··· Given data ···

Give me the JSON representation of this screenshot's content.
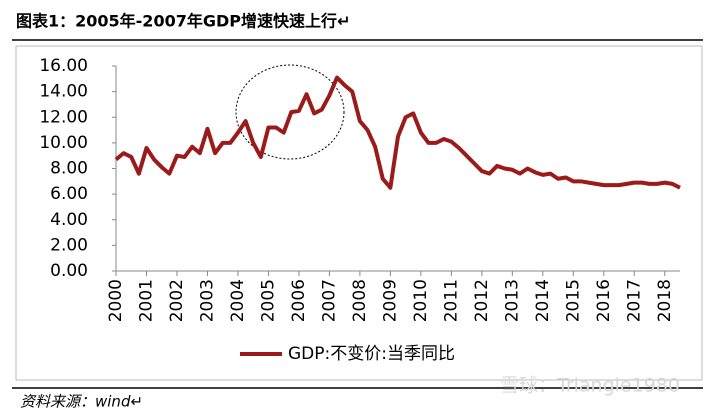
{
  "chart_data": {
    "type": "line",
    "title": "图表1：2005年-2007年GDP增速快速上行↵",
    "source": "资料来源：wind↵",
    "watermark": "雪球：Triangle1980",
    "x": [
      2000,
      2000.25,
      2000.5,
      2000.75,
      2001,
      2001.25,
      2001.5,
      2001.75,
      2002,
      2002.25,
      2002.5,
      2002.75,
      2003,
      2003.25,
      2003.5,
      2003.75,
      2004,
      2004.25,
      2004.5,
      2004.75,
      2005,
      2005.25,
      2005.5,
      2005.75,
      2006,
      2006.25,
      2006.5,
      2006.75,
      2007,
      2007.25,
      2007.5,
      2007.75,
      2008,
      2008.25,
      2008.5,
      2008.75,
      2009,
      2009.25,
      2009.5,
      2009.75,
      2010,
      2010.25,
      2010.5,
      2010.75,
      2011,
      2011.25,
      2011.5,
      2011.75,
      2012,
      2012.25,
      2012.5,
      2012.75,
      2013,
      2013.25,
      2013.5,
      2013.75,
      2014,
      2014.25,
      2014.5,
      2014.75,
      2015,
      2015.25,
      2015.5,
      2015.75,
      2016,
      2016.25,
      2016.5,
      2016.75,
      2017,
      2017.25,
      2017.5,
      2017.75,
      2018,
      2018.25,
      2018.5
    ],
    "series": [
      {
        "name": "GDP:不变价:当季同比",
        "color": "#9b1b1b",
        "values": [
          8.7,
          9.2,
          8.9,
          7.6,
          9.6,
          8.7,
          8.1,
          7.6,
          9.0,
          8.9,
          9.7,
          9.2,
          11.1,
          9.2,
          10.0,
          10.0,
          10.8,
          11.7,
          10.0,
          8.9,
          11.2,
          11.2,
          10.8,
          12.4,
          12.5,
          13.8,
          12.3,
          12.6,
          13.7,
          15.1,
          14.5,
          14.0,
          11.7,
          11.0,
          9.7,
          7.2,
          6.5,
          10.5,
          12.0,
          12.3,
          10.8,
          10.0,
          10.0,
          10.3,
          10.1,
          9.6,
          9.0,
          8.4,
          7.8,
          7.6,
          8.2,
          8.0,
          7.9,
          7.6,
          8.0,
          7.7,
          7.5,
          7.6,
          7.2,
          7.3,
          7.0,
          7.0,
          6.9,
          6.8,
          6.7,
          6.7,
          6.7,
          6.8,
          6.9,
          6.9,
          6.8,
          6.8,
          6.9,
          6.8,
          6.5
        ]
      }
    ],
    "xlim": [
      2000,
      2018.5
    ],
    "xticks": [
      2000,
      2001,
      2002,
      2003,
      2004,
      2005,
      2006,
      2007,
      2008,
      2009,
      2010,
      2011,
      2012,
      2013,
      2014,
      2015,
      2016,
      2017,
      2018
    ],
    "ylim": [
      0,
      16
    ],
    "yticks": [
      {
        "value": 0,
        "label": "0.00"
      },
      {
        "value": 2,
        "label": "2.00"
      },
      {
        "value": 4,
        "label": "4.00"
      },
      {
        "value": 6,
        "label": "6.00"
      },
      {
        "value": 8,
        "label": "8.00"
      },
      {
        "value": 10,
        "label": "10.00"
      },
      {
        "value": 12,
        "label": "12.00"
      },
      {
        "value": 14,
        "label": "14.00"
      },
      {
        "value": 16,
        "label": "16.00"
      }
    ],
    "legend": "bottom"
  }
}
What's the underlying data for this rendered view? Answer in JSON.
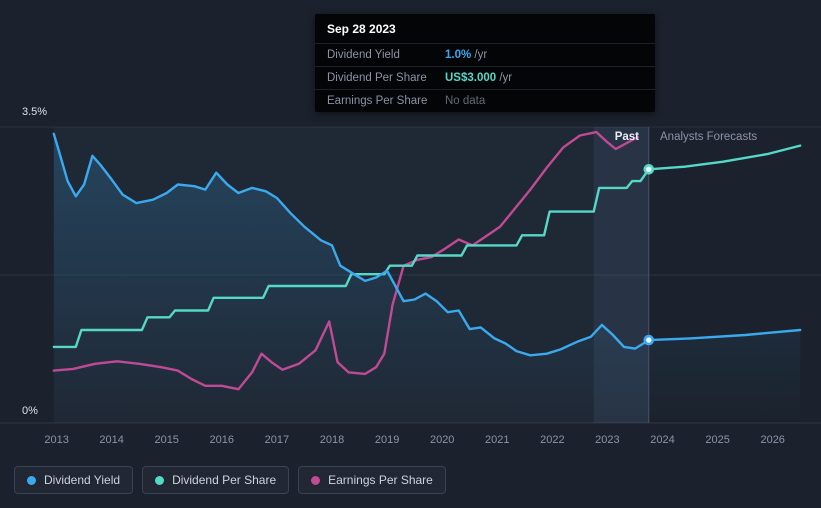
{
  "colors": {
    "dividend_yield": "#3ba9ee",
    "dividend_per_share": "#55d8c7",
    "earnings_per_share": "#c04a94",
    "background": "#1b222d"
  },
  "tooltip": {
    "date": "Sep 28 2023",
    "rows": [
      {
        "label": "Dividend Yield",
        "value": "1.0%",
        "suffix": " /yr",
        "series": "dividend_yield"
      },
      {
        "label": "Dividend Per Share",
        "value": "US$3.000",
        "suffix": " /yr",
        "series": "dividend_per_share"
      },
      {
        "label": "Earnings Per Share",
        "value": "No data",
        "suffix": "",
        "series": "none"
      }
    ]
  },
  "legend": {
    "items": [
      {
        "label": "Dividend Yield",
        "series": "dividend_yield"
      },
      {
        "label": "Dividend Per Share",
        "series": "dividend_per_share"
      },
      {
        "label": "Earnings Per Share",
        "series": "earnings_per_share"
      }
    ]
  },
  "chart_data": {
    "type": "line",
    "past_label": "Past",
    "forecast_label": "Analysts Forecasts",
    "x_range": [
      2012.3,
      2026.55
    ],
    "y_range": [
      0,
      3.5
    ],
    "y_gridlines": [
      3.5,
      1.75
    ],
    "y_tick_labels": [
      {
        "value": 3.5,
        "label": "3.5%"
      },
      {
        "value": 0,
        "label": "0%"
      }
    ],
    "x_ticks": [
      2013,
      2014,
      2015,
      2016,
      2017,
      2018,
      2019,
      2020,
      2021,
      2022,
      2023,
      2024,
      2025,
      2026
    ],
    "divider_x": 2023.75,
    "highlight_band": [
      2022.75,
      2023.75
    ],
    "series": [
      {
        "name": "Dividend Yield",
        "key": "dividend_yield",
        "unit": "%/yr",
        "current_value": "1.0% /yr",
        "points": [
          [
            2012.95,
            3.42
          ],
          [
            2013.05,
            3.2
          ],
          [
            2013.2,
            2.86
          ],
          [
            2013.35,
            2.68
          ],
          [
            2013.5,
            2.82
          ],
          [
            2013.65,
            3.16
          ],
          [
            2013.8,
            3.05
          ],
          [
            2014.0,
            2.88
          ],
          [
            2014.2,
            2.7
          ],
          [
            2014.45,
            2.6
          ],
          [
            2014.75,
            2.64
          ],
          [
            2015.0,
            2.72
          ],
          [
            2015.2,
            2.82
          ],
          [
            2015.5,
            2.8
          ],
          [
            2015.7,
            2.76
          ],
          [
            2015.9,
            2.96
          ],
          [
            2016.1,
            2.82
          ],
          [
            2016.3,
            2.72
          ],
          [
            2016.55,
            2.78
          ],
          [
            2016.8,
            2.74
          ],
          [
            2017.0,
            2.66
          ],
          [
            2017.25,
            2.48
          ],
          [
            2017.5,
            2.32
          ],
          [
            2017.8,
            2.16
          ],
          [
            2018.0,
            2.1
          ],
          [
            2018.15,
            1.86
          ],
          [
            2018.4,
            1.76
          ],
          [
            2018.6,
            1.68
          ],
          [
            2018.8,
            1.72
          ],
          [
            2019.0,
            1.8
          ],
          [
            2019.15,
            1.62
          ],
          [
            2019.3,
            1.44
          ],
          [
            2019.5,
            1.46
          ],
          [
            2019.7,
            1.53
          ],
          [
            2019.9,
            1.44
          ],
          [
            2020.1,
            1.31
          ],
          [
            2020.3,
            1.33
          ],
          [
            2020.5,
            1.11
          ],
          [
            2020.7,
            1.13
          ],
          [
            2020.95,
            1.0
          ],
          [
            2021.15,
            0.94
          ],
          [
            2021.35,
            0.85
          ],
          [
            2021.6,
            0.8
          ],
          [
            2021.9,
            0.82
          ],
          [
            2022.15,
            0.87
          ],
          [
            2022.45,
            0.96
          ],
          [
            2022.7,
            1.02
          ],
          [
            2022.9,
            1.16
          ],
          [
            2023.1,
            1.04
          ],
          [
            2023.3,
            0.9
          ],
          [
            2023.5,
            0.88
          ],
          [
            2023.75,
            0.98
          ]
        ],
        "forecast_points": [
          [
            2023.75,
            0.98
          ],
          [
            2024.5,
            1.0
          ],
          [
            2025.5,
            1.04
          ],
          [
            2026.5,
            1.1
          ]
        ],
        "marker": [
          2023.75,
          0.98
        ]
      },
      {
        "name": "Dividend Per Share",
        "key": "dividend_per_share",
        "unit": "US$/yr",
        "current_value": "US$3.000 /yr",
        "points": [
          [
            2012.95,
            0.9
          ],
          [
            2013.35,
            0.9
          ],
          [
            2013.45,
            1.1
          ],
          [
            2014.55,
            1.1
          ],
          [
            2014.65,
            1.25
          ],
          [
            2015.05,
            1.25
          ],
          [
            2015.15,
            1.33
          ],
          [
            2015.75,
            1.33
          ],
          [
            2015.85,
            1.48
          ],
          [
            2016.75,
            1.48
          ],
          [
            2016.85,
            1.62
          ],
          [
            2018.25,
            1.62
          ],
          [
            2018.35,
            1.76
          ],
          [
            2018.95,
            1.76
          ],
          [
            2019.05,
            1.86
          ],
          [
            2019.45,
            1.86
          ],
          [
            2019.55,
            1.98
          ],
          [
            2020.35,
            1.98
          ],
          [
            2020.45,
            2.1
          ],
          [
            2021.35,
            2.1
          ],
          [
            2021.45,
            2.22
          ],
          [
            2021.85,
            2.22
          ],
          [
            2021.95,
            2.5
          ],
          [
            2022.75,
            2.5
          ],
          [
            2022.85,
            2.78
          ],
          [
            2023.35,
            2.78
          ],
          [
            2023.45,
            2.86
          ],
          [
            2023.6,
            2.86
          ],
          [
            2023.75,
            3.0
          ]
        ],
        "forecast_points": [
          [
            2023.75,
            3.0
          ],
          [
            2024.4,
            3.03
          ],
          [
            2025.1,
            3.09
          ],
          [
            2025.9,
            3.18
          ],
          [
            2026.5,
            3.28
          ]
        ],
        "marker": [
          2023.75,
          3.0
        ]
      },
      {
        "name": "Earnings Per Share",
        "key": "earnings_per_share",
        "unit": "US$/yr",
        "current_value": "No data",
        "points": [
          [
            2012.95,
            0.62
          ],
          [
            2013.3,
            0.64
          ],
          [
            2013.7,
            0.7
          ],
          [
            2014.1,
            0.73
          ],
          [
            2014.5,
            0.7
          ],
          [
            2014.9,
            0.66
          ],
          [
            2015.2,
            0.62
          ],
          [
            2015.45,
            0.52
          ],
          [
            2015.7,
            0.44
          ],
          [
            2016.0,
            0.44
          ],
          [
            2016.3,
            0.4
          ],
          [
            2016.55,
            0.6
          ],
          [
            2016.72,
            0.82
          ],
          [
            2016.9,
            0.72
          ],
          [
            2017.1,
            0.63
          ],
          [
            2017.4,
            0.7
          ],
          [
            2017.7,
            0.86
          ],
          [
            2017.95,
            1.2
          ],
          [
            2018.1,
            0.72
          ],
          [
            2018.3,
            0.6
          ],
          [
            2018.6,
            0.58
          ],
          [
            2018.8,
            0.66
          ],
          [
            2018.95,
            0.82
          ],
          [
            2019.1,
            1.4
          ],
          [
            2019.3,
            1.86
          ],
          [
            2019.55,
            1.93
          ],
          [
            2019.8,
            1.96
          ],
          [
            2020.05,
            2.06
          ],
          [
            2020.3,
            2.17
          ],
          [
            2020.55,
            2.1
          ],
          [
            2020.8,
            2.21
          ],
          [
            2021.05,
            2.32
          ],
          [
            2021.3,
            2.52
          ],
          [
            2021.6,
            2.76
          ],
          [
            2021.9,
            3.02
          ],
          [
            2022.2,
            3.26
          ],
          [
            2022.5,
            3.4
          ],
          [
            2022.8,
            3.44
          ],
          [
            2023.0,
            3.32
          ],
          [
            2023.15,
            3.24
          ],
          [
            2023.35,
            3.31
          ],
          [
            2023.55,
            3.38
          ]
        ]
      }
    ]
  }
}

···

Where does the word "JSON" appear in the listing? List each line that holds it.

Give me the JSON representation of this screenshot's content.
What's the underlying data for this rendered view? Answer in JSON.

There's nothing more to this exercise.